[Description of the task]: Do not carry the pictures over; copy every other part of the entries exactly.

begin Task input

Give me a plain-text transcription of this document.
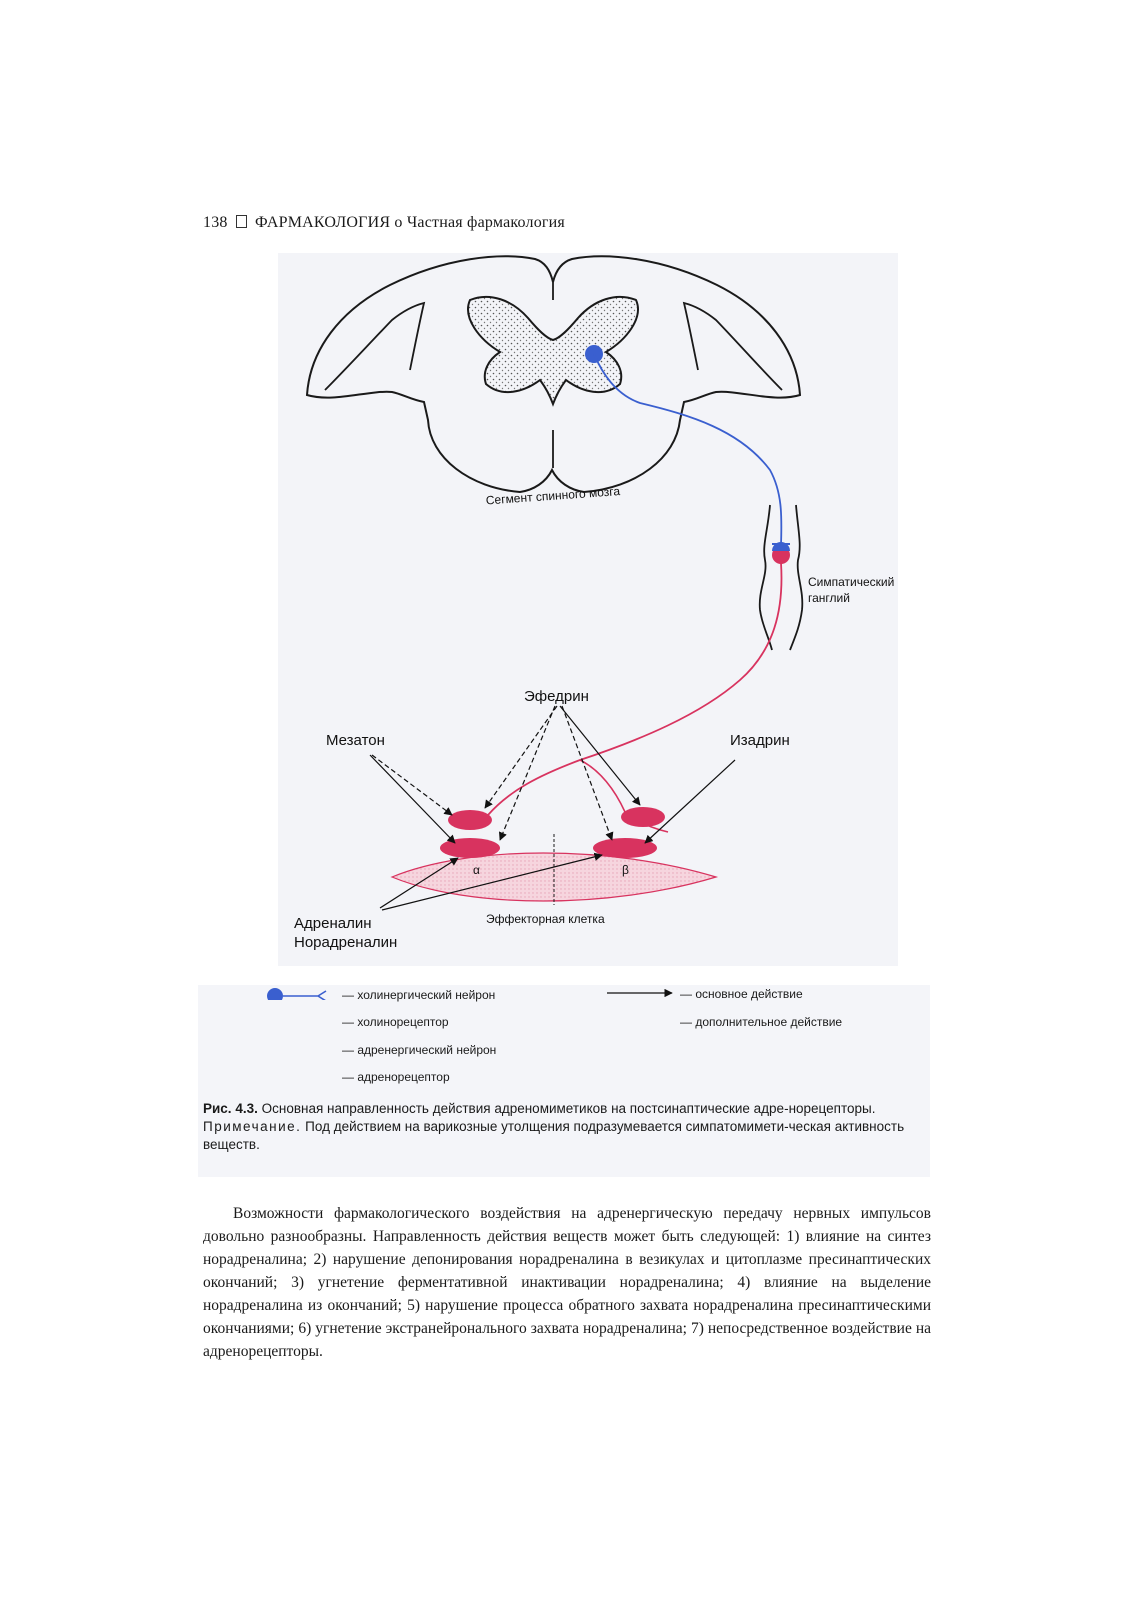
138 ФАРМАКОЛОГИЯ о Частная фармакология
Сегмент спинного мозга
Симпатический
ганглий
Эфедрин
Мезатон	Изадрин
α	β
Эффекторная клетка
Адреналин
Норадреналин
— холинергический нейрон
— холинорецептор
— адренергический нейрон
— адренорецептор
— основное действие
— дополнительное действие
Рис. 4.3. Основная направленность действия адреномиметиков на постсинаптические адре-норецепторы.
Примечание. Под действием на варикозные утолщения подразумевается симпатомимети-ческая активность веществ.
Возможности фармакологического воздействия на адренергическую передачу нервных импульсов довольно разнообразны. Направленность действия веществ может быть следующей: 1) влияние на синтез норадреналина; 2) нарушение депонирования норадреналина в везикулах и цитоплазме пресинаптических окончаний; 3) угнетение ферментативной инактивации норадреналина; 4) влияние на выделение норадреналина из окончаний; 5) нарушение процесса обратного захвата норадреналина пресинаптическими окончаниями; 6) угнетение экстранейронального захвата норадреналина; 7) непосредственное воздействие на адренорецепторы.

end Task input

[Response for this exercise]:
Give me a plain-text transcription of this document.
138 ФАРМАКОЛОГИЯ о Частная фармакология
Сегмент спинного мозга
Симпатический
ганглий
Эфедрин
Мезатон	Изадрин
α	β
Эффекторная клетка
Адреналин
Норадреналин
— холинергический нейрон
— холинорецептор
— адренергический нейрон
— адренорецептор
— основное действие
— дополнительное действие
Рис. 4.3. Основная направленность действия адреномиметиков на постсинаптические адре-норецепторы.
Примечание. Под действием на варикозные утолщения подразумевается симпатомимети-ческая активность веществ.
Возможности фармакологического воздействия на адренергическую передачу нервных импульсов довольно разнообразны. Направленность действия веществ может быть следующей: 1) влияние на синтез норадреналина; 2) нарушение депонирования норадреналина в везикулах и цитоплазме пресинаптических окончаний; 3) угнетение ферментативной инактивации норадреналина; 4) влияние на выделение норадреналина из окончаний; 5) нарушение процесса обратного захвата норадреналина пресинаптическими окончаниями; 6) угнетение экстранейронального захвата норадреналина; 7) непосредственное воздействие на адренорецепторы.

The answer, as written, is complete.